EXERCISE AIM
Leaving out the pictures, transcribe all of the records faithfully.

THE DATA
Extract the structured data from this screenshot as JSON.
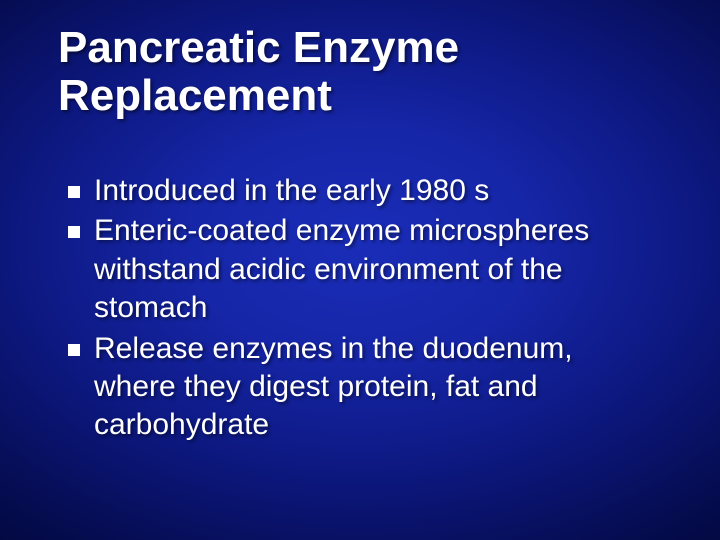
{
  "slide": {
    "background": {
      "gradient_center": "#1a2db8",
      "gradient_mid": "#0d1880",
      "gradient_edge": "#000428"
    },
    "title": {
      "text": "Pancreatic Enzyme Replacement",
      "font_size_pt": 44,
      "font_weight": "bold",
      "color": "#ffffff"
    },
    "body": {
      "font_size_pt": 30,
      "color": "#ffffff",
      "bullet_style": "square",
      "bullet_color": "#ffffff",
      "bullets": [
        {
          "text": "Introduced in the early 1980 s"
        },
        {
          "text": "Enteric-coated enzyme microspheres withstand acidic environment of the stomach"
        },
        {
          "text": "Release enzymes in the duodenum, where they digest  protein, fat and carbohydrate"
        }
      ]
    }
  }
}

TASK ANSWER
Extract the structured data from this screenshot as JSON.
{
  "slide": {
    "background": {
      "gradient_center": "#1a2db8",
      "gradient_mid": "#0d1880",
      "gradient_edge": "#000428"
    },
    "title": {
      "text": "Pancreatic Enzyme Replacement",
      "font_size_pt": 44,
      "font_weight": "bold",
      "color": "#ffffff"
    },
    "body": {
      "font_size_pt": 30,
      "color": "#ffffff",
      "bullet_style": "square",
      "bullet_color": "#ffffff",
      "bullets": [
        {
          "text": "Introduced in the early 1980 s"
        },
        {
          "text": "Enteric-coated enzyme microspheres withstand acidic environment of the stomach"
        },
        {
          "text": "Release enzymes in the duodenum, where they digest  protein, fat and carbohydrate"
        }
      ]
    }
  }
}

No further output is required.